RECORDS FOR PROCESSING
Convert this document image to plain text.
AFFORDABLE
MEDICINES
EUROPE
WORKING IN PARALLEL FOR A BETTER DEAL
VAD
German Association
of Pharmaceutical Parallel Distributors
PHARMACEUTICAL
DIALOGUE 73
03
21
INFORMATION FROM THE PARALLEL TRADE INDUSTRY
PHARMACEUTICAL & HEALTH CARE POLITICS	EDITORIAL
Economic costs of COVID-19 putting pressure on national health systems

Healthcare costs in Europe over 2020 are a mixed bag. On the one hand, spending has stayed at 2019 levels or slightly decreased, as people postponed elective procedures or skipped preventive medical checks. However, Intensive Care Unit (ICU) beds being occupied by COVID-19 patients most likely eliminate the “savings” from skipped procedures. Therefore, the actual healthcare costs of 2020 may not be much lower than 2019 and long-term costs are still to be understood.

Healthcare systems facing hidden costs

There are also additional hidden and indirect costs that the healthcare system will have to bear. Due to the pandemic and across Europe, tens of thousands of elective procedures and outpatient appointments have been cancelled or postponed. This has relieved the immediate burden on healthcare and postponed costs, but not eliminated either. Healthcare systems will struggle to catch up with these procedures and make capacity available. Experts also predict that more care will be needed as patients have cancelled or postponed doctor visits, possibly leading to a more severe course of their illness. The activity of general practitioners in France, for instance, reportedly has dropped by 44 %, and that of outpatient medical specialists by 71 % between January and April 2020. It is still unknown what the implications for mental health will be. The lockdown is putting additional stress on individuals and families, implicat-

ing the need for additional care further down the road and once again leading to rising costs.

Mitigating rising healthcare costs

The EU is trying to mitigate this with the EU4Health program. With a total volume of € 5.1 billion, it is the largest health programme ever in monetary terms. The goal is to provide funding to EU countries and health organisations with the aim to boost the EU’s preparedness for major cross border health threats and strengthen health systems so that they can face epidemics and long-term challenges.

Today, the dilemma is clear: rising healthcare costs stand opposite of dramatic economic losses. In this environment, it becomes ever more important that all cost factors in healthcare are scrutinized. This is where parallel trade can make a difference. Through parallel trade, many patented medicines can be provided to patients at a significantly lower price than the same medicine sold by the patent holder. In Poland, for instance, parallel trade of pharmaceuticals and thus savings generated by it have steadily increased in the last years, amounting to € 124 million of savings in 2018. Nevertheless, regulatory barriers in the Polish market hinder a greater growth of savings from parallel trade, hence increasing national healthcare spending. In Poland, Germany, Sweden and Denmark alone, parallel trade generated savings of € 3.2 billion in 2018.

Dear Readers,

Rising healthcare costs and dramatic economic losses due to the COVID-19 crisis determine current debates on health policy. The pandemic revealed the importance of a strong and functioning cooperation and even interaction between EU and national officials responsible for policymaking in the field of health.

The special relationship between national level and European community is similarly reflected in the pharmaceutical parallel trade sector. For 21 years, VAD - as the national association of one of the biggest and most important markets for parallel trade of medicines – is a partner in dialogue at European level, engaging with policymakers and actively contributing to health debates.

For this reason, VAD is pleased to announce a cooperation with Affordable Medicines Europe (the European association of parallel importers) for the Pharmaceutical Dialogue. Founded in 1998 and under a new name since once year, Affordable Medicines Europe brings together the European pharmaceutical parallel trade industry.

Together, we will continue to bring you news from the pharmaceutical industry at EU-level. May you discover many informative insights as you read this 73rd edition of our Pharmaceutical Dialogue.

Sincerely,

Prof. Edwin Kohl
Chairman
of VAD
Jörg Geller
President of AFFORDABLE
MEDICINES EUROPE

AIM OF THE TASK
The records above must be transcribed line for line, exactly.

EXERCISE SOLUTION
Convert this document image to plain text.
AFFORDABLE
MEDICINES
EUROPE
WORKING IN PARALLEL FOR A BETTER DEAL
VAD
German Association
of Pharmaceutical Parallel Distributors
PHARMACEUTICAL
DIALOGUE 73
03
21
INFORMATION FROM THE PARALLEL TRADE INDUSTRY
PHARMACEUTICAL & HEALTH CARE POLITICS	EDITORIAL
Economic costs of COVID-19 putting pressure on national health systems

Healthcare costs in Europe over 2020 are a mixed bag. On the one hand, spending has stayed at 2019 levels or slightly decreased, as people postponed elective procedures or skipped preventive medical checks. However, Intensive Care Unit (ICU) beds being occupied by COVID-19 patients most likely eliminate the “savings” from skipped procedures. Therefore, the actual healthcare costs of 2020 may not be much lower than 2019 and long-term costs are still to be understood.

Healthcare systems facing hidden costs

There are also additional hidden and indirect costs that the healthcare system will have to bear. Due to the pandemic and across Europe, tens of thousands of elective procedures and outpatient appointments have been cancelled or postponed. This has relieved the immediate burden on healthcare and postponed costs, but not eliminated either. Healthcare systems will struggle to catch up with these procedures and make capacity available. Experts also predict that more care will be needed as patients have cancelled or postponed doctor visits, possibly leading to a more severe course of their illness. The activity of general practitioners in France, for instance, reportedly has dropped by 44 %, and that of outpatient medical specialists by 71 % between January and April 2020. It is still unknown what the implications for mental health will be. The lockdown is putting additional stress on individuals and families, implicat-

ing the need for additional care further down the road and once again leading to rising costs.

Mitigating rising healthcare costs

The EU is trying to mitigate this with the EU4Health program. With a total volume of € 5.1 billion, it is the largest health programme ever in monetary terms. The goal is to provide funding to EU countries and health organisations with the aim to boost the EU’s preparedness for major cross border health threats and strengthen health systems so that they can face epidemics and long-term challenges.

Today, the dilemma is clear: rising healthcare costs stand opposite of dramatic economic losses. In this environment, it becomes ever more important that all cost factors in healthcare are scrutinized. This is where parallel trade can make a difference. Through parallel trade, many patented medicines can be provided to patients at a significantly lower price than the same medicine sold by the patent holder. In Poland, for instance, parallel trade of pharmaceuticals and thus savings generated by it have steadily increased in the last years, amounting to € 124 million of savings in 2018. Nevertheless, regulatory barriers in the Polish market hinder a greater growth of savings from parallel trade, hence increasing national healthcare spending. In Poland, Germany, Sweden and Denmark alone, parallel trade generated savings of € 3.2 billion in 2018.

Dear Readers,

Rising healthcare costs and dramatic economic losses due to the COVID-19 crisis determine current debates on health policy. The pandemic revealed the importance of a strong and functioning cooperation and even interaction between EU and national officials responsible for policymaking in the field of health.

The special relationship between national level and European community is similarly reflected in the pharmaceutical parallel trade sector. For 21 years, VAD - as the national association of one of the biggest and most important markets for parallel trade of medicines – is a partner in dialogue at European level, engaging with policymakers and actively contributing to health debates.

For this reason, VAD is pleased to announce a cooperation with Affordable Medicines Europe (the European association of parallel importers) for the Pharmaceutical Dialogue. Founded in 1998 and under a new name since once year, Affordable Medicines Europe brings together the European pharmaceutical parallel trade industry.

Together, we will continue to bring you news from the pharmaceutical industry at EU-level. May you discover many informative insights as you read this 73rd edition of our Pharmaceutical Dialogue.

Sincerely,

Prof. Edwin Kohl
Chairman
of VAD
Jörg Geller
President of AFFORDABLE
MEDICINES EUROPE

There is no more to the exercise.